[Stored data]
========================================================================

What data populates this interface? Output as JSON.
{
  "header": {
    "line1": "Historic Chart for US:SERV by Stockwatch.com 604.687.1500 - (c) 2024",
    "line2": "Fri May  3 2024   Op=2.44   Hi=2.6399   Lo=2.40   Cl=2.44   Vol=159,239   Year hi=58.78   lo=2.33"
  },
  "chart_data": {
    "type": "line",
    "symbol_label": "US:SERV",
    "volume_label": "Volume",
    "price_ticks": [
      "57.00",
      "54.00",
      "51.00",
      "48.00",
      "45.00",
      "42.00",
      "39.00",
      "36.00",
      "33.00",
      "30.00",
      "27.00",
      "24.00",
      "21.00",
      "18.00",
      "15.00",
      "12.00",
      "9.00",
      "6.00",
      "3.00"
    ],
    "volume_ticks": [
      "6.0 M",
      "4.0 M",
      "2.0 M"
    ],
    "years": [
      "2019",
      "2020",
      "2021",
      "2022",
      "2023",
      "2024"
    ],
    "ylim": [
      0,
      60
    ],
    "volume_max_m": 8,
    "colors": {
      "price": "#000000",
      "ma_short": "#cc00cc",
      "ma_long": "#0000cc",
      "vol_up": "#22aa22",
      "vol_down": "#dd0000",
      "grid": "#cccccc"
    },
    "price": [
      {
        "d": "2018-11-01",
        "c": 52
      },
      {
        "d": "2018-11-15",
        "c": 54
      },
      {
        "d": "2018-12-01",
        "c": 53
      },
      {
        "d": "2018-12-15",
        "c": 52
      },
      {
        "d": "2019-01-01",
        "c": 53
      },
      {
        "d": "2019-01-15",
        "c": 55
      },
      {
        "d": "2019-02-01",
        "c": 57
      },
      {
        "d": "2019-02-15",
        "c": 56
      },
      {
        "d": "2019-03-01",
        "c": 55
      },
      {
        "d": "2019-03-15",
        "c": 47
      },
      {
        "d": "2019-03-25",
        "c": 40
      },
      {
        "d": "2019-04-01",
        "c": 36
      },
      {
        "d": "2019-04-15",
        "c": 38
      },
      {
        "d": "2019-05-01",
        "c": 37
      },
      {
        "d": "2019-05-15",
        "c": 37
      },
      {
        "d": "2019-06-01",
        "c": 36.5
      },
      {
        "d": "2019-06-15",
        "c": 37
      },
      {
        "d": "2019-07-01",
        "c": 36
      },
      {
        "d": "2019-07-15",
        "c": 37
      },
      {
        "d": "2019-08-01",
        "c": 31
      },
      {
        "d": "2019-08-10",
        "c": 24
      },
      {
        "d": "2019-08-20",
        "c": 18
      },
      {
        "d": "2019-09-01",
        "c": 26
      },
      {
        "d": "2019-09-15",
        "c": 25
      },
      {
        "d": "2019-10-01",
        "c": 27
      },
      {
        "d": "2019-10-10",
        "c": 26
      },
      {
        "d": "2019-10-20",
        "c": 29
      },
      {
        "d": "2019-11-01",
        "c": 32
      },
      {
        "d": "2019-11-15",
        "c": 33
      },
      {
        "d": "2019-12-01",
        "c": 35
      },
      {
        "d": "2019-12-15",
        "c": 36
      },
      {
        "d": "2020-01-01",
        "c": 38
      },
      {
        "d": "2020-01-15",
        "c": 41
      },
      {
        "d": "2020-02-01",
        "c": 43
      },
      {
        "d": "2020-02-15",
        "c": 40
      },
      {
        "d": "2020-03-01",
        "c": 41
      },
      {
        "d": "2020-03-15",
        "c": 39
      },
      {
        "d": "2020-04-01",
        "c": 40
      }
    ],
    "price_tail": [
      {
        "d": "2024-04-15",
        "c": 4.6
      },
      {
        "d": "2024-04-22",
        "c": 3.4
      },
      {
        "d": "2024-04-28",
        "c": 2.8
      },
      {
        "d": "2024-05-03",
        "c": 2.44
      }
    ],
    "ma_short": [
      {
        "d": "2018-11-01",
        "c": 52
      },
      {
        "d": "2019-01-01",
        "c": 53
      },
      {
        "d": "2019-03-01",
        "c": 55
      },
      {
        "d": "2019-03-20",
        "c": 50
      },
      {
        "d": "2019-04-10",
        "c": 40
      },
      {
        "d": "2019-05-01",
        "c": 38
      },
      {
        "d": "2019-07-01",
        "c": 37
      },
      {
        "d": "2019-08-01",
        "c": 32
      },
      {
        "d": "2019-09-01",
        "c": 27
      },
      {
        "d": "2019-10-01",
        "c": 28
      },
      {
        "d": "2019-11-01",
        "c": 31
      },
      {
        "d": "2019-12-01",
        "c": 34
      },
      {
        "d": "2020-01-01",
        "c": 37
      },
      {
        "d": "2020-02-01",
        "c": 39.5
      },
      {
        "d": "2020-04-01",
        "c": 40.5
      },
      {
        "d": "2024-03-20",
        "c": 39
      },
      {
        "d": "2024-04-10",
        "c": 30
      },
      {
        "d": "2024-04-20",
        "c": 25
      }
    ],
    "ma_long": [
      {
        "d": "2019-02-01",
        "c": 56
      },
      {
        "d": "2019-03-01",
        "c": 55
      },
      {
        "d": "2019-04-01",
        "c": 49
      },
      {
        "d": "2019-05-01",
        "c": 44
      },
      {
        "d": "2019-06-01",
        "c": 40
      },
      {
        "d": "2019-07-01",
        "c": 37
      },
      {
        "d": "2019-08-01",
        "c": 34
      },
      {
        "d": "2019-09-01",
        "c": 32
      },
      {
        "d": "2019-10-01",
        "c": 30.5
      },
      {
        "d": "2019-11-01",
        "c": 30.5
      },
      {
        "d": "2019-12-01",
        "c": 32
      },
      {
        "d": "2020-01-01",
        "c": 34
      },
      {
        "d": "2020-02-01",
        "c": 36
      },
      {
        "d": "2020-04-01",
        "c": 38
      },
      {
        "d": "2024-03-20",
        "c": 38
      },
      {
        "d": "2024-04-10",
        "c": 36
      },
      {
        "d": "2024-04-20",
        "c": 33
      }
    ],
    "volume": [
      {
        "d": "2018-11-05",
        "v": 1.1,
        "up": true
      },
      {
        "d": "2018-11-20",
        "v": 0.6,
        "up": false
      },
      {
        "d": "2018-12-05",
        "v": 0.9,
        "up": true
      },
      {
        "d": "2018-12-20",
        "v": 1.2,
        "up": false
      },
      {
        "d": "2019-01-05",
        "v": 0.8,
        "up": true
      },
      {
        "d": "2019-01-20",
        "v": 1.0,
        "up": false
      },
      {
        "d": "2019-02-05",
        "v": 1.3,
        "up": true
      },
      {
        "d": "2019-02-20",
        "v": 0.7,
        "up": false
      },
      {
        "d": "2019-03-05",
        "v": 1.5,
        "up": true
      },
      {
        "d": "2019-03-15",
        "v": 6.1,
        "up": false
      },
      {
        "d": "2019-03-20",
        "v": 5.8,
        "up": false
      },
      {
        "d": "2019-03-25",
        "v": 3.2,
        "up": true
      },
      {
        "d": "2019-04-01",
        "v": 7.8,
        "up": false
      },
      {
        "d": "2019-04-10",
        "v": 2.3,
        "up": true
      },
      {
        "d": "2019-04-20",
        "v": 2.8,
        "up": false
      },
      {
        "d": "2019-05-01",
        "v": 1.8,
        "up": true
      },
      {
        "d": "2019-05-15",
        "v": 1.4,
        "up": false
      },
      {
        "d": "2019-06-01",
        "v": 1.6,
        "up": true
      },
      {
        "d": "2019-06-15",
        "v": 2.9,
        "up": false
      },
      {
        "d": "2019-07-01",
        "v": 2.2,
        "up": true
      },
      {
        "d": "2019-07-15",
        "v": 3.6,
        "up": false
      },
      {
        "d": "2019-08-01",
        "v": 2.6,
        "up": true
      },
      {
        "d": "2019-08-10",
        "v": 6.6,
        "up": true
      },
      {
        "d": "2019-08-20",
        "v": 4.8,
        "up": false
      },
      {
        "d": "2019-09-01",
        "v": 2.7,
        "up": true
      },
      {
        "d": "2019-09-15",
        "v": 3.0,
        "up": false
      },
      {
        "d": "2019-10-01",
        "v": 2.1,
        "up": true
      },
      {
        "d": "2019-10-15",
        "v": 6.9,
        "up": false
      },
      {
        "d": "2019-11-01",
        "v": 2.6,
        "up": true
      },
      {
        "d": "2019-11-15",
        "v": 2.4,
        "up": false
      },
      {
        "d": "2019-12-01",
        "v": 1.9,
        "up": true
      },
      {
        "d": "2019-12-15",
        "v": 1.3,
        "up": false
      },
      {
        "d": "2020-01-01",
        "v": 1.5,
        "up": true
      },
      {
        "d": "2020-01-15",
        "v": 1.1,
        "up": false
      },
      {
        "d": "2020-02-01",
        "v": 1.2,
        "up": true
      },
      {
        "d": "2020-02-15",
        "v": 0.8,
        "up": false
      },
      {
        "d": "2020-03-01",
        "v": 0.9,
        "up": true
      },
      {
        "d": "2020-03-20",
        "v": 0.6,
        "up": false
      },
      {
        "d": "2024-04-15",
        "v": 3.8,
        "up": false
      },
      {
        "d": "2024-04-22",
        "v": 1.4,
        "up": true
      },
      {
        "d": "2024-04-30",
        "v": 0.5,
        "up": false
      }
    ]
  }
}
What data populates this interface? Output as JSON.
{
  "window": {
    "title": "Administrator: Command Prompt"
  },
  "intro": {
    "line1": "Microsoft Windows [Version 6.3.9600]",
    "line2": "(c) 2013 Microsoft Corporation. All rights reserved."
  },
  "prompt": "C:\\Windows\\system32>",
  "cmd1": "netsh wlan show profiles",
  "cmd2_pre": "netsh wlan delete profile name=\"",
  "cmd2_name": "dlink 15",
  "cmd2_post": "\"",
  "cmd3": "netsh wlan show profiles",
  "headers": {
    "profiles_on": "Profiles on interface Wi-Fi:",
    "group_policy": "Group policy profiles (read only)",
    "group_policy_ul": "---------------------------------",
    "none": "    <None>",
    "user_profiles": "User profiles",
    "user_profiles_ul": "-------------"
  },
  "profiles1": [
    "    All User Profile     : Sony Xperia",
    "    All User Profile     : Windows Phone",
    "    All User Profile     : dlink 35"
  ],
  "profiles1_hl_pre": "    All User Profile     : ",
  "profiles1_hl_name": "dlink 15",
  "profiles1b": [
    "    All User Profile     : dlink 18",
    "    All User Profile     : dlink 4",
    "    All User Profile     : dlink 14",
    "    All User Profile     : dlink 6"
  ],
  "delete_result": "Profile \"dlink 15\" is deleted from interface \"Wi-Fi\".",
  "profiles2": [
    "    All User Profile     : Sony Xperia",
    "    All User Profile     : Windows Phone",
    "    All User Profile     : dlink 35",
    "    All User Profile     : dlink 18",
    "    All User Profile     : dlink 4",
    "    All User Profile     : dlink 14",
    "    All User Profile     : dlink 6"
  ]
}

========================================================================

**THE EXERCISE**
Go through the records and gather the lines that hold "Microsoft".

**RESULT FOR THIS TASK**
    "line1": "Microsoft Windows [Version 6.3.9600]",
    "line2": "(c) 2013 Microsoft Corporation. All rights reserved."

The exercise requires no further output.